Stored entries:
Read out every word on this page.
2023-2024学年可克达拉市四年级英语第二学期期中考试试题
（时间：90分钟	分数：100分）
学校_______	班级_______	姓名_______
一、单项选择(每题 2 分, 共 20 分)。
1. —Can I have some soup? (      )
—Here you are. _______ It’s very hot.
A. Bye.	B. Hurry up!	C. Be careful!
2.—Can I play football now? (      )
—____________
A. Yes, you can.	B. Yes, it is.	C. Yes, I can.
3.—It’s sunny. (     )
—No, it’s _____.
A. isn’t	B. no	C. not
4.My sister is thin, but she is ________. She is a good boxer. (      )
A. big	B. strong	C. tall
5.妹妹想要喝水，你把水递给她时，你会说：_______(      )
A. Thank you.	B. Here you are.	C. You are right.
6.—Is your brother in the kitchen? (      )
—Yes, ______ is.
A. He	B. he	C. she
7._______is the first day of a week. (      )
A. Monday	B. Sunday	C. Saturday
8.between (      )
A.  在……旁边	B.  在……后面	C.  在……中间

■ Problem: From the listing above, extract all records word for word.

■ Completed exercise:
Read out every word on this page.
2023-2024学年可克达拉市四年级英语第二学期期中考试试题
（时间：90分钟	分数：100分）
学校_______	班级_______	姓名_______
一、单项选择(每题 2 分, 共 20 分)。
1. —Can I have some soup? (      )
—Here you are. _______ It’s very hot.
A. Bye.	B. Hurry up!	C. Be careful!
2.—Can I play football now? (      )
—____________
A. Yes, you can.	B. Yes, it is.	C. Yes, I can.
3.—It’s sunny. (     )
—No, it’s _____.
A. isn’t	B. no	C. not
4.My sister is thin, but she is ________. She is a good boxer. (      )
A. big	B. strong	C. tall
5.妹妹想要喝水，你把水递给她时，你会说：_______(      )
A. Thank you.	B. Here you are.	C. You are right.
6.—Is your brother in the kitchen? (      )
—Yes, ______ is.
A. He	B. he	C. she
7._______is the first day of a week. (      )
A. Monday	B. Sunday	C. Saturday
8.between (      )
A.  在……旁边	B.  在……后面	C.  在……中间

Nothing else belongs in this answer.